[WORK TO DO]:
Output all the data exactly. Pictures do not belong in the copy.

[MATERIAL FOR THE TASK]:
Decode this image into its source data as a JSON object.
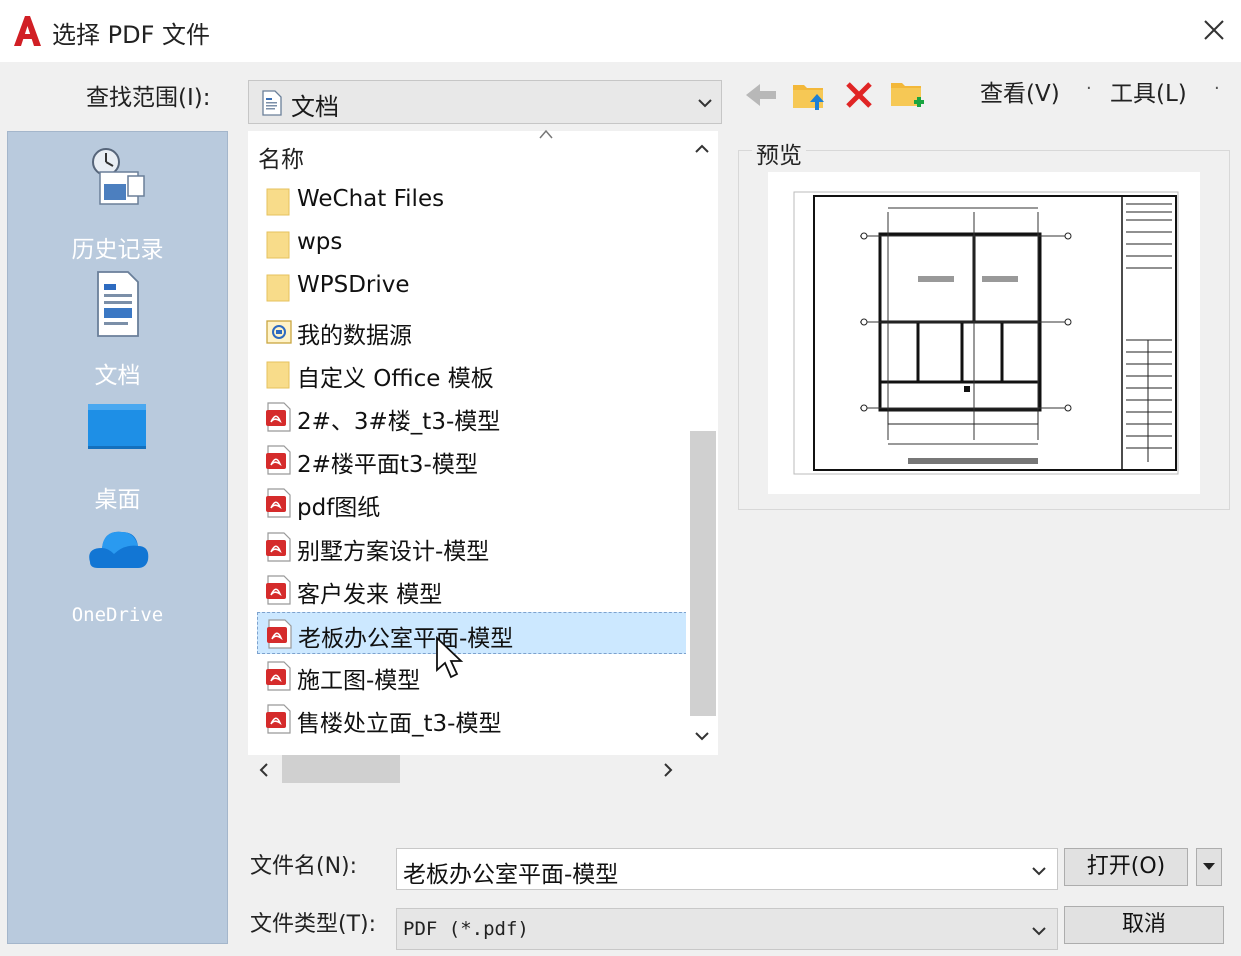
{
  "window": {
    "title": "选择 PDF 文件"
  },
  "toolbar": {
    "lookin_label": "查找范围(I):",
    "lookin_value": "文档",
    "view_label": "查看(V)",
    "tools_label": "工具(L)"
  },
  "places": [
    {
      "label": "历史记录"
    },
    {
      "label": "文档"
    },
    {
      "label": "桌面"
    },
    {
      "label": "OneDrive"
    }
  ],
  "filelist": {
    "column_header": "名称",
    "items": [
      {
        "name": "WeChat Files",
        "type": "folder"
      },
      {
        "name": "wps",
        "type": "folder"
      },
      {
        "name": "WPSDrive",
        "type": "folder"
      },
      {
        "name": "我的数据源",
        "type": "datasource-folder"
      },
      {
        "name": "自定义 Office 模板",
        "type": "folder"
      },
      {
        "name": "2#、3#楼_t3-模型",
        "type": "pdf"
      },
      {
        "name": "2#楼平面t3-模型",
        "type": "pdf"
      },
      {
        "name": "pdf图纸",
        "type": "pdf"
      },
      {
        "name": "别墅方案设计-模型",
        "type": "pdf"
      },
      {
        "name": "客户发来 模型",
        "type": "pdf"
      },
      {
        "name": "老板办公室平面-模型",
        "type": "pdf",
        "selected": true
      },
      {
        "name": "施工图-模型",
        "type": "pdf"
      },
      {
        "name": "售楼处立面_t3-模型",
        "type": "pdf"
      }
    ]
  },
  "preview": {
    "label": "预览"
  },
  "filename": {
    "label": "文件名(N):",
    "value": "老板办公室平面-模型"
  },
  "filetype": {
    "label": "文件类型(T):",
    "value": "PDF (*.pdf)"
  },
  "buttons": {
    "open": "打开(O)",
    "cancel": "取消"
  },
  "colors": {
    "places_bg": "#b9cadd",
    "selection": "#cce8ff",
    "pdf_red": "#d52b2b",
    "folder": "#f5d36e"
  }
}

[TASK ANSWER]:
Decode this image into its source data as a JSON object.
{
  "window": {
    "title": "选择 PDF 文件"
  },
  "toolbar": {
    "lookin_label": "查找范围(I):",
    "lookin_value": "文档",
    "view_label": "查看(V)",
    "tools_label": "工具(L)"
  },
  "places": [
    {
      "label": "历史记录"
    },
    {
      "label": "文档"
    },
    {
      "label": "桌面"
    },
    {
      "label": "OneDrive"
    }
  ],
  "filelist": {
    "column_header": "名称",
    "items": [
      {
        "name": "WeChat Files",
        "type": "folder"
      },
      {
        "name": "wps",
        "type": "folder"
      },
      {
        "name": "WPSDrive",
        "type": "folder"
      },
      {
        "name": "我的数据源",
        "type": "datasource-folder"
      },
      {
        "name": "自定义 Office 模板",
        "type": "folder"
      },
      {
        "name": "2#、3#楼_t3-模型",
        "type": "pdf"
      },
      {
        "name": "2#楼平面t3-模型",
        "type": "pdf"
      },
      {
        "name": "pdf图纸",
        "type": "pdf"
      },
      {
        "name": "别墅方案设计-模型",
        "type": "pdf"
      },
      {
        "name": "客户发来 模型",
        "type": "pdf"
      },
      {
        "name": "老板办公室平面-模型",
        "type": "pdf",
        "selected": true
      },
      {
        "name": "施工图-模型",
        "type": "pdf"
      },
      {
        "name": "售楼处立面_t3-模型",
        "type": "pdf"
      }
    ]
  },
  "preview": {
    "label": "预览"
  },
  "filename": {
    "label": "文件名(N):",
    "value": "老板办公室平面-模型"
  },
  "filetype": {
    "label": "文件类型(T):",
    "value": "PDF (*.pdf)"
  },
  "buttons": {
    "open": "打开(O)",
    "cancel": "取消"
  },
  "colors": {
    "places_bg": "#b9cadd",
    "selection": "#cce8ff",
    "pdf_red": "#d52b2b",
    "folder": "#f5d36e"
  }
}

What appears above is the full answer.